# Start of Data provided

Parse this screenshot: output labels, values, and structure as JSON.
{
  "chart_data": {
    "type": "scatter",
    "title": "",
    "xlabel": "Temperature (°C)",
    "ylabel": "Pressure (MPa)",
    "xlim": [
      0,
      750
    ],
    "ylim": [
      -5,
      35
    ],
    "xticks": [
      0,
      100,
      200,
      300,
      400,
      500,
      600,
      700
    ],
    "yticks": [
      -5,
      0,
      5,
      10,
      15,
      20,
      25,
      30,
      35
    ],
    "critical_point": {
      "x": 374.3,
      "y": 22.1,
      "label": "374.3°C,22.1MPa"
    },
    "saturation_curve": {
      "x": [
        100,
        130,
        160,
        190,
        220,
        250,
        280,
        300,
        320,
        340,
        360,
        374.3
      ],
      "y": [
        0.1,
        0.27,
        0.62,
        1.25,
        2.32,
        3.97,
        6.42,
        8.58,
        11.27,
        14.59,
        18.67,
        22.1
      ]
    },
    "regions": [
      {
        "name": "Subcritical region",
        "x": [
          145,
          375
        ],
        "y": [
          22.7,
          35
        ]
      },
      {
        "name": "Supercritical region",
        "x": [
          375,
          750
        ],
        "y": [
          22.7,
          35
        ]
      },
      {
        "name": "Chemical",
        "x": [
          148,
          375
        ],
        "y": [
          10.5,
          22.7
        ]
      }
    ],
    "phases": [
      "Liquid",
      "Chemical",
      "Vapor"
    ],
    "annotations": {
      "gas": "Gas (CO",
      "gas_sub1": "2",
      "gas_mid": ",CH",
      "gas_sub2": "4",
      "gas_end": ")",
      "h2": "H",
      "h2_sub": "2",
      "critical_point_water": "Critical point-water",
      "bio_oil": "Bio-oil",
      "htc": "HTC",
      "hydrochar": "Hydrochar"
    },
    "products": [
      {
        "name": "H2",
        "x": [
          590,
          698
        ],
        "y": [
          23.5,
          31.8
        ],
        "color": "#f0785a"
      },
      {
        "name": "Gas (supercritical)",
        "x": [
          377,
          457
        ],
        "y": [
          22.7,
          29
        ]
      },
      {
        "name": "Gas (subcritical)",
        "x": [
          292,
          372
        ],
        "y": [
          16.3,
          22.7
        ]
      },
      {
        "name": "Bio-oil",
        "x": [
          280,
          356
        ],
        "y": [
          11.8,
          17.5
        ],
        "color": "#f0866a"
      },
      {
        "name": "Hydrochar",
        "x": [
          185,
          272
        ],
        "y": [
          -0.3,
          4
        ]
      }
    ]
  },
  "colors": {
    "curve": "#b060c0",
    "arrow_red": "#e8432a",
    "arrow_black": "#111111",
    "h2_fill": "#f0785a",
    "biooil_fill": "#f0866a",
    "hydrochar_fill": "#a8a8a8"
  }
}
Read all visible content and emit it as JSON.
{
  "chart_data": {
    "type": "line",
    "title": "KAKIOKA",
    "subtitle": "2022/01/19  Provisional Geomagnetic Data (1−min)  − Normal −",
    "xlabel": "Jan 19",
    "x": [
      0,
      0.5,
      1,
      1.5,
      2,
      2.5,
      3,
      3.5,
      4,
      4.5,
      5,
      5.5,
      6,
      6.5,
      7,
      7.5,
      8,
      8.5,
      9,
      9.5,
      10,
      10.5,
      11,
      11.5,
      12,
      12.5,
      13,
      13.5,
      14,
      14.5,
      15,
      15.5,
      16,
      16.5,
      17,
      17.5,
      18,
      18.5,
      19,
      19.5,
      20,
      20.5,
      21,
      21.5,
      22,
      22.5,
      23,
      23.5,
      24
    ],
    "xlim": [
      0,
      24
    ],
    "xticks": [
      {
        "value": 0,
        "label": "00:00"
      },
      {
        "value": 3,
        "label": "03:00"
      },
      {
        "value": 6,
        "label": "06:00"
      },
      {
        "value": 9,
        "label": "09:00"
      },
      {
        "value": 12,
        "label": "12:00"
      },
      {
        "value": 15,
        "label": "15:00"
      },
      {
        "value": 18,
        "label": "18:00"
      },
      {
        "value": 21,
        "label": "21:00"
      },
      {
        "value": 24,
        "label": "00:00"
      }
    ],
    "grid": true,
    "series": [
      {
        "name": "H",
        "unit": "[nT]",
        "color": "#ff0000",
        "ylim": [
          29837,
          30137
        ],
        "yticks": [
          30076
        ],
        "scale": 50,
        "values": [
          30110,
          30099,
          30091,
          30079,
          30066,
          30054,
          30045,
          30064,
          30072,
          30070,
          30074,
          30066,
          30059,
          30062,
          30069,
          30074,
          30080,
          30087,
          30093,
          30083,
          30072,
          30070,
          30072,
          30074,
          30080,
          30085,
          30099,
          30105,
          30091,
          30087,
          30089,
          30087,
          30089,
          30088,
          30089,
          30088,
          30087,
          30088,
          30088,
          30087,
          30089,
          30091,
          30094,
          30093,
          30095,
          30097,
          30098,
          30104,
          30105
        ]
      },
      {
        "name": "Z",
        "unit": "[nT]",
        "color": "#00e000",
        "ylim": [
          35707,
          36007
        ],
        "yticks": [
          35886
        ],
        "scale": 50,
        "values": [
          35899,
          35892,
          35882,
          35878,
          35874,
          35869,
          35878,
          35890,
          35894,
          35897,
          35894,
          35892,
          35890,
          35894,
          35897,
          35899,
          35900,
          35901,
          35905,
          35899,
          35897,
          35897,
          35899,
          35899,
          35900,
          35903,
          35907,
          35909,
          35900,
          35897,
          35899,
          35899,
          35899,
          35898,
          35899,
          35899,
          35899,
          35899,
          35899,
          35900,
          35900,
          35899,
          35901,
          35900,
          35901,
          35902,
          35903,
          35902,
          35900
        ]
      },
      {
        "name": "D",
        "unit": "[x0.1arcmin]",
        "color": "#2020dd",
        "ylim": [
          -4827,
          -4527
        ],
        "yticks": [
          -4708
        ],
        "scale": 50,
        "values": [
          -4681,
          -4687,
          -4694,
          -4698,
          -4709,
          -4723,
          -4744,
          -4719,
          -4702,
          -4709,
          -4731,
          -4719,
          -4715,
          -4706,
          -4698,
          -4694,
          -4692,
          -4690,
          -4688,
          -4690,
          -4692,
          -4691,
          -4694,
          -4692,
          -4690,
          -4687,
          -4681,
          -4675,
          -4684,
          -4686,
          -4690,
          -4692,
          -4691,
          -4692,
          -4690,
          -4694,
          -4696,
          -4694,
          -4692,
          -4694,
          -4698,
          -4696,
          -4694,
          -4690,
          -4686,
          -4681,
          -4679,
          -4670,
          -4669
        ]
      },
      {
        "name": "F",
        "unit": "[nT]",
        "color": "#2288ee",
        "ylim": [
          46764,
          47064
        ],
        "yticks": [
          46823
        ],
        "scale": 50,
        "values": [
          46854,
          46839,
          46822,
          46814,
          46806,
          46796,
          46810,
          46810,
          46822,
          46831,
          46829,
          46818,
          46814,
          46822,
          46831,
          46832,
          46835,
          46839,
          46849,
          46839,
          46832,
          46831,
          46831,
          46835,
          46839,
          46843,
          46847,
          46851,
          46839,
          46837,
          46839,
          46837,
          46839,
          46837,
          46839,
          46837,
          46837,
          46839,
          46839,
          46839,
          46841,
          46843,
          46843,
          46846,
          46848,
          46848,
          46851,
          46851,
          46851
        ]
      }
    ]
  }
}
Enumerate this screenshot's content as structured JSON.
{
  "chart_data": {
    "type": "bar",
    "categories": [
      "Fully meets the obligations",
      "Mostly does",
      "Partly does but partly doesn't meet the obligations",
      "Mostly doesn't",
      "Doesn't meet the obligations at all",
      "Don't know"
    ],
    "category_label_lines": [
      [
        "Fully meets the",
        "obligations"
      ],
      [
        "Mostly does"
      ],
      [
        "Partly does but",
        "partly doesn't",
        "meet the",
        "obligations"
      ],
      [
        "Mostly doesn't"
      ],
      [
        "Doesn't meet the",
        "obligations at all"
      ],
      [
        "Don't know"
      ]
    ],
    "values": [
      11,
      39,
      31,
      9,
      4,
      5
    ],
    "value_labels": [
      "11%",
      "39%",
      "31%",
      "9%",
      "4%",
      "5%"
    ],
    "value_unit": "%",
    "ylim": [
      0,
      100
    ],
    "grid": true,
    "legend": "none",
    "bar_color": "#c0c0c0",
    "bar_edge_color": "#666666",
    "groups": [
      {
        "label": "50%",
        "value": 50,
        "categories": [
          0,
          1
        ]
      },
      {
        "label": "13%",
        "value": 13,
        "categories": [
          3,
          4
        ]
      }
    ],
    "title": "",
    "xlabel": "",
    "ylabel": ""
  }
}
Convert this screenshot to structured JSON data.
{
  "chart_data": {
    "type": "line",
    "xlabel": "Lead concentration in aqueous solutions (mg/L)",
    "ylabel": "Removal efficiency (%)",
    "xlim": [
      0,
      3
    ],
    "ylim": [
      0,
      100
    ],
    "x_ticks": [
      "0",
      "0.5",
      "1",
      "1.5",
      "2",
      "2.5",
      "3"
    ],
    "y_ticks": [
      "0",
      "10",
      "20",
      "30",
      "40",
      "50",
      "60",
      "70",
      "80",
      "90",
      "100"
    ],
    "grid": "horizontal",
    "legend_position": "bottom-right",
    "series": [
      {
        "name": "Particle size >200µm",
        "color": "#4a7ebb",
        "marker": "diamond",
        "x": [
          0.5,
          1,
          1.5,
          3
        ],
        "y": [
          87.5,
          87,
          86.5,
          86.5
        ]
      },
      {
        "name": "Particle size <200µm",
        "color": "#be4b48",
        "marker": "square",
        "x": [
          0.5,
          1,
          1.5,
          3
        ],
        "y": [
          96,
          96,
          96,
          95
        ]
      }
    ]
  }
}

# End of Data provided

What you will do: Check each line of the entries above, and show every one holding the word "this".

Expected output:
Parse this screenshot: output labels, values, and structure as JSON.
Enumerate this screenshot's content as structured JSON.
Convert this screenshot to structured JSON data.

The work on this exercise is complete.